# [Dataset entries]
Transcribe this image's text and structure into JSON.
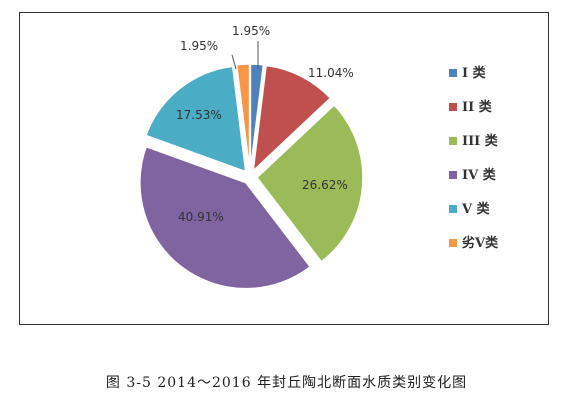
{
  "chart_data": {
    "type": "pie",
    "start_angle_deg": 0,
    "exploded": true,
    "show_percent_labels": true,
    "legend_position": "right",
    "slices": [
      {
        "label": "I 类",
        "value": 1.95,
        "display": "1.95%",
        "color": "#4F81BD"
      },
      {
        "label": "II 类",
        "value": 11.04,
        "display": "11.04%",
        "color": "#C0504D"
      },
      {
        "label": "III 类",
        "value": 26.62,
        "display": "26.62%",
        "color": "#9BBB59"
      },
      {
        "label": "IV 类",
        "value": 40.91,
        "display": "40.91%",
        "color": "#8064A2"
      },
      {
        "label": "V 类",
        "value": 17.53,
        "display": "17.53%",
        "color": "#4BACC6"
      },
      {
        "label": "劣V类",
        "value": 1.95,
        "display": "1.95%",
        "color": "#F79646"
      }
    ]
  },
  "caption": "图 3-5  2014～2016 年封丘陶北断面水质类别变化图"
}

# [REQUIREMENT]
Take every line containing the word "true" and copy it.

# [TASK OUTPUT]
    "exploded": true,
    "show_percent_labels": true,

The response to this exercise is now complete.